### TASK TO CARRY OUT
Leaving out the pictures, transcribe all of the records faithfully.

================================

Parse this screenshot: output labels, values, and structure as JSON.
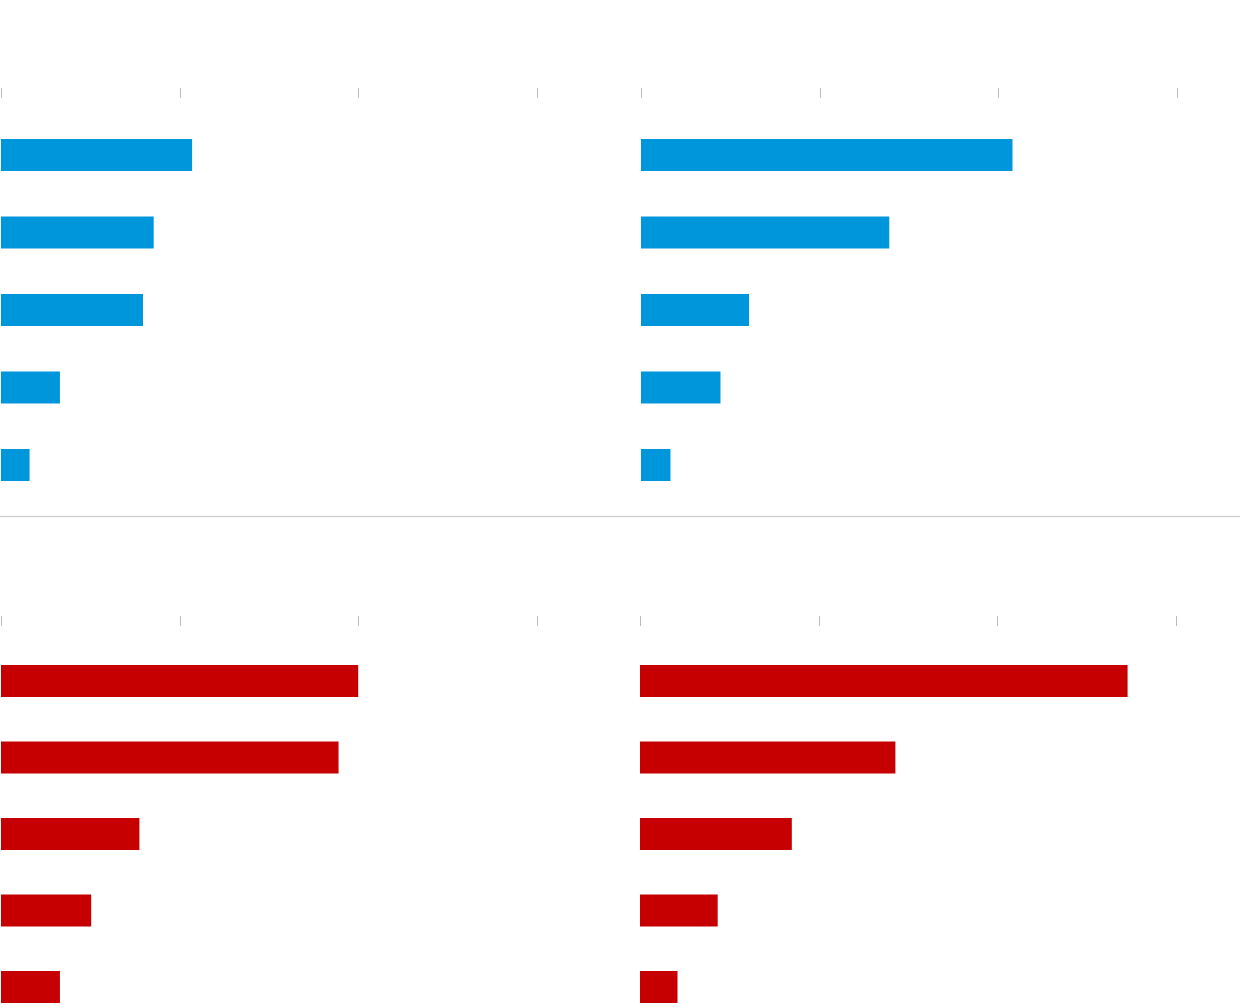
{
  "colors": {
    "blue": "#0096db",
    "red": "#c60000",
    "tick": "#bbbbbb",
    "separator": "#cccccc"
  },
  "chart_data": [
    {
      "type": "bar",
      "orientation": "horizontal",
      "position": "top-left",
      "color": "blue",
      "xlim": [
        0,
        60
      ],
      "ticks": [
        0,
        20,
        40,
        60
      ],
      "categories": [
        "",
        "",
        "",
        "",
        ""
      ],
      "values": [
        21.4,
        17.1,
        15.9,
        6.6,
        3.2
      ]
    },
    {
      "type": "bar",
      "orientation": "horizontal",
      "position": "top-right",
      "color": "blue",
      "xlim": [
        0,
        60
      ],
      "ticks": [
        0,
        20,
        40,
        60
      ],
      "categories": [
        "",
        "",
        "",
        "",
        ""
      ],
      "values": [
        41.6,
        27.8,
        12.1,
        8.9,
        3.3
      ]
    },
    {
      "type": "bar",
      "orientation": "horizontal",
      "position": "bottom-left",
      "color": "red",
      "xlim": [
        0,
        60
      ],
      "ticks": [
        0,
        20,
        40,
        60
      ],
      "categories": [
        "",
        "",
        "",
        "",
        ""
      ],
      "values": [
        40.0,
        37.8,
        15.5,
        10.1,
        6.6
      ]
    },
    {
      "type": "bar",
      "orientation": "horizontal",
      "position": "bottom-right",
      "color": "red",
      "xlim": [
        0,
        60
      ],
      "ticks": [
        0,
        20,
        40,
        60
      ],
      "categories": [
        "",
        "",
        "",
        "",
        ""
      ],
      "values": [
        54.6,
        28.6,
        17.0,
        8.7,
        4.2
      ]
    }
  ]
}
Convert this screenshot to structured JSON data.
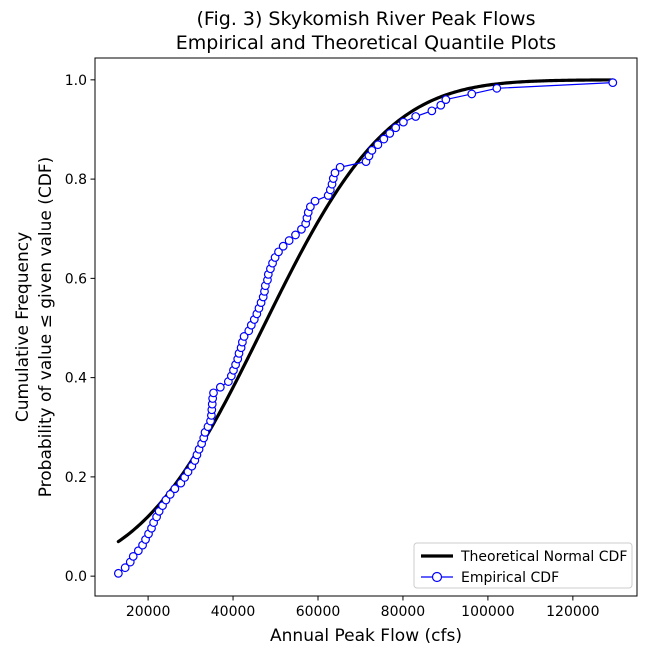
{
  "chart_data": {
    "type": "line",
    "title": "(Fig. 3) Skykomish River Peak Flows\nEmpirical and Theoretical Quantile Plots",
    "title_line1": "(Fig. 3) Skykomish River Peak Flows",
    "title_line2": "Empirical and Theoretical Quantile Plots",
    "xlabel": "Annual Peak Flow (cfs)",
    "ylabel": "Cumulative Frequency\nProbability of value ≤ given value (CDF)",
    "ylabel_line1": "Cumulative Frequency",
    "ylabel_line2": "Probability of value ≤ given value (CDF)",
    "xlim": [
      7500,
      135100
    ],
    "ylim": [
      -0.04,
      1.044
    ],
    "x_ticks": [
      20000,
      40000,
      60000,
      80000,
      100000,
      120000
    ],
    "y_ticks": [
      0.0,
      0.2,
      0.4,
      0.6,
      0.8,
      1.0
    ],
    "grid": false,
    "legend_position": "lower right",
    "series": [
      {
        "name": "Theoretical Normal CDF",
        "type": "normal_cdf",
        "color": "#000000",
        "linewidth": 3.2,
        "mean": 47000,
        "std": 23000,
        "x_start": 13000,
        "x_end": 129400
      },
      {
        "name": "Empirical CDF",
        "type": "scatter_line",
        "color": "#0000ff",
        "marker": "o",
        "marker_fill": "#ffffff",
        "plotting_position": "(i-0.5)/n",
        "n": 88,
        "flows_sorted": [
          13000,
          14600,
          15800,
          16500,
          17700,
          18700,
          19400,
          20100,
          20800,
          21300,
          22000,
          22600,
          23400,
          24200,
          25200,
          26300,
          27700,
          28600,
          29400,
          30300,
          31000,
          31500,
          32000,
          32600,
          33100,
          33400,
          34100,
          34700,
          34900,
          35000,
          35100,
          35200,
          35400,
          37000,
          38900,
          39600,
          40100,
          40600,
          41100,
          41400,
          41900,
          42200,
          42600,
          43700,
          44300,
          45000,
          45600,
          46100,
          46600,
          47100,
          47400,
          47600,
          48100,
          48300,
          48800,
          49300,
          49900,
          50700,
          51800,
          53200,
          54700,
          56100,
          57100,
          57400,
          57700,
          58200,
          59300,
          62400,
          62900,
          63300,
          63600,
          64000,
          65200,
          71300,
          72000,
          72700,
          74100,
          75500,
          76900,
          78300,
          80100,
          83000,
          86800,
          88900,
          90100,
          96200,
          102100,
          129400
        ]
      }
    ],
    "legend_entries": [
      "Theoretical Normal CDF",
      "Empirical CDF"
    ]
  }
}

================================

### EXERCISE OUTPUT
Parse this screenshot: output labels, values, and structure as JSON.
{
  "colors": {
    "blue": "#0096db",
    "red": "#c60000",
    "tick": "#bbbbbb",
    "separator": "#cccccc"
  },
  "chart_data": [
    {
      "type": "bar",
      "orientation": "horizontal",
      "position": "top-left",
      "color": "blue",
      "xlim": [
        0,
        60
      ],
      "ticks": [
        0,
        20,
        40,
        60
      ],
      "categories": [
        "",
        "",
        "",
        "",
        ""
      ],
      "values": [
        21.4,
        17.1,
        15.9,
        6.6,
        3.2
      ]
    },
    {
      "type": "bar",
      "orientation": "horizontal",
      "position": "top-right",
      "color": "blue",
      "xlim": [
        0,
        60
      ],
      "ticks": [
        0,
        20,
        40,
        60
      ],
      "categories": [
        "",
        "",
        "",
        "",
        ""
      ],
      "values": [
        41.6,
        27.8,
        12.1,
        8.9,
        3.3
      ]
    },
    {
      "type": "bar",
      "orientation": "horizontal",
      "position": "bottom-left",
      "color": "red",
      "xlim": [
        0,
        60
      ],
      "ticks": [
        0,
        20,
        40,
        60
      ],
      "categories": [
        "",
        "",
        "",
        "",
        ""
      ],
      "values": [
        40.0,
        37.8,
        15.5,
        10.1,
        6.6
      ]
    },
    {
      "type": "bar",
      "orientation": "horizontal",
      "position": "bottom-right",
      "color": "red",
      "xlim": [
        0,
        60
      ],
      "ticks": [
        0,
        20,
        40,
        60
      ],
      "categories": [
        "",
        "",
        "",
        "",
        ""
      ],
      "values": [
        54.6,
        28.6,
        17.0,
        8.7,
        4.2
      ]
    }
  ]
}
Convert this screenshot to structured JSON data.
{
  "chart_data": {
    "type": "line",
    "title": "(Fig. 3) Skykomish River Peak Flows\nEmpirical and Theoretical Quantile Plots",
    "title_line1": "(Fig. 3) Skykomish River Peak Flows",
    "title_line2": "Empirical and Theoretical Quantile Plots",
    "xlabel": "Annual Peak Flow (cfs)",
    "ylabel": "Cumulative Frequency\nProbability of value ≤ given value (CDF)",
    "ylabel_line1": "Cumulative Frequency",
    "ylabel_line2": "Probability of value ≤ given value (CDF)",
    "xlim": [
      7500,
      135100
    ],
    "ylim": [
      -0.04,
      1.044
    ],
    "x_ticks": [
      20000,
      40000,
      60000,
      80000,
      100000,
      120000
    ],
    "y_ticks": [
      0.0,
      0.2,
      0.4,
      0.6,
      0.8,
      1.0
    ],
    "grid": false,
    "legend_position": "lower right",
    "series": [
      {
        "name": "Theoretical Normal CDF",
        "type": "normal_cdf",
        "color": "#000000",
        "linewidth": 3.2,
        "mean": 47000,
        "std": 23000,
        "x_start": 13000,
        "x_end": 129400
      },
      {
        "name": "Empirical CDF",
        "type": "scatter_line",
        "color": "#0000ff",
        "marker": "o",
        "marker_fill": "#ffffff",
        "plotting_position": "(i-0.5)/n",
        "n": 88,
        "flows_sorted": [
          13000,
          14600,
          15800,
          16500,
          17700,
          18700,
          19400,
          20100,
          20800,
          21300,
          22000,
          22600,
          23400,
          24200,
          25200,
          26300,
          27700,
          28600,
          29400,
          30300,
          31000,
          31500,
          32000,
          32600,
          33100,
          33400,
          34100,
          34700,
          34900,
          35000,
          35100,
          35200,
          35400,
          37000,
          38900,
          39600,
          40100,
          40600,
          41100,
          41400,
          41900,
          42200,
          42600,
          43700,
          44300,
          45000,
          45600,
          46100,
          46600,
          47100,
          47400,
          47600,
          48100,
          48300,
          48800,
          49300,
          49900,
          50700,
          51800,
          53200,
          54700,
          56100,
          57100,
          57400,
          57700,
          58200,
          59300,
          62400,
          62900,
          63300,
          63600,
          64000,
          65200,
          71300,
          72000,
          72700,
          74100,
          75500,
          76900,
          78300,
          80100,
          83000,
          86800,
          88900,
          90100,
          96200,
          102100,
          129400
        ]
      }
    ],
    "legend_entries": [
      "Theoretical Normal CDF",
      "Empirical CDF"
    ]
  }
}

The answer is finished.